◆ Your objective
The forum thread below discusses quoting PHP variables in SQL queries. List each source of user input that its final reply names in parentheses.

Yes, Yes and Yes!!! Thanks very much!!! It works perfectly now. But I guess I'll have to spend some time looking at single quote requirements. I have quite a few queries with php variables $xxxx that work fine without any quotes. The only single quotes I put around the comparison variable are LIKE '%xx%'. Obviously I need to study this a bit more. What is sad is that I put double quotes around it before I posted this, and it didn't work either. So, I thank you VERY VERY much for your answer and insight.
Happie to help buddy :D
If this $dob come from user_input (javascript, html, asp..), you SHOULD really think about sanitizing the variable before putting it in your select!

◆ Dataset content
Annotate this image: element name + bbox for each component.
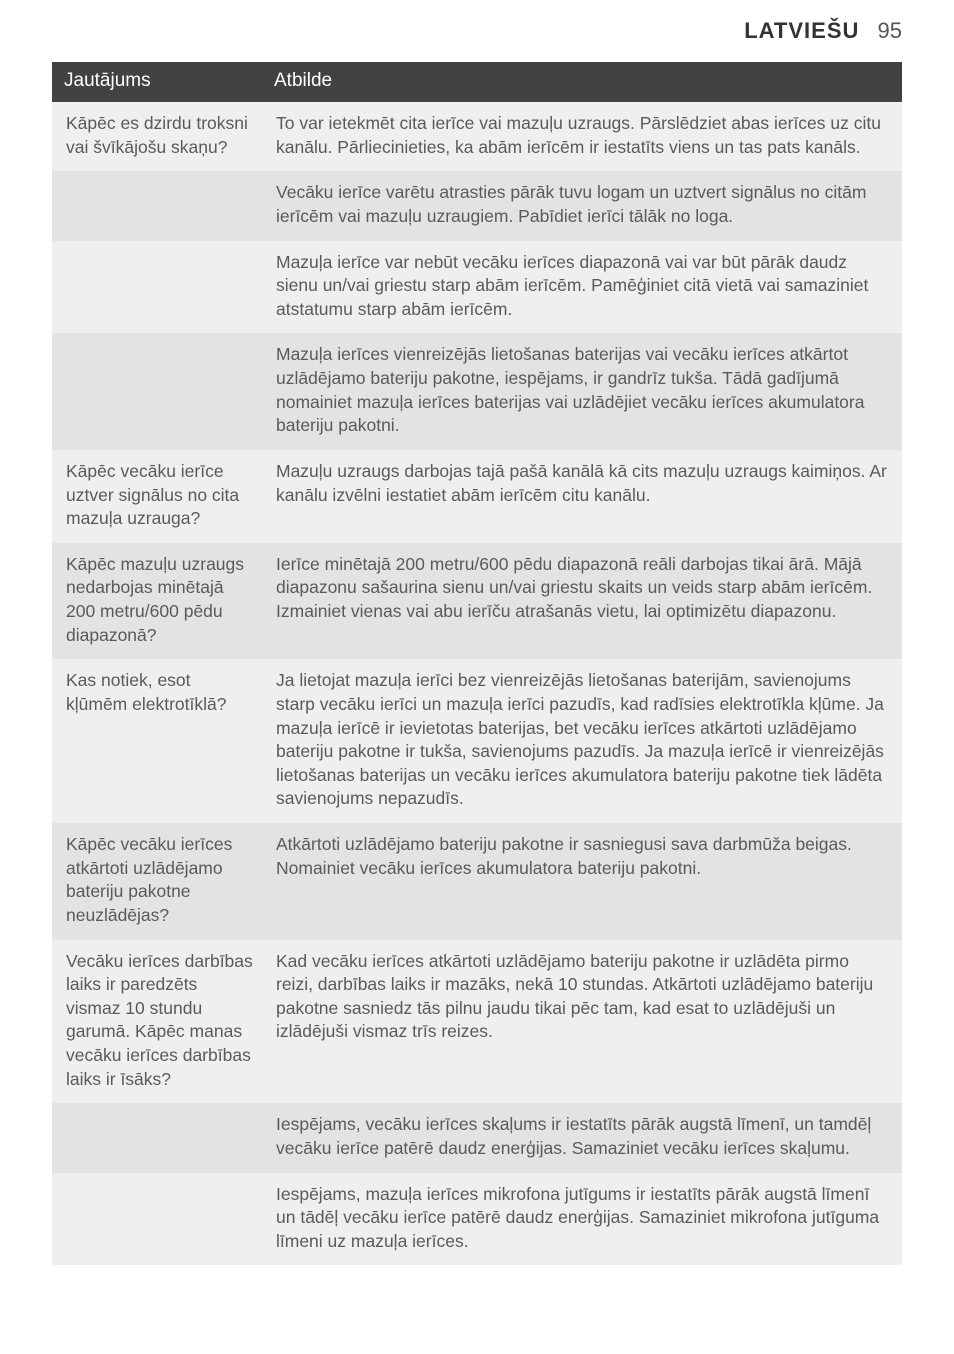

◆ Reply to the task
javascript, html, asp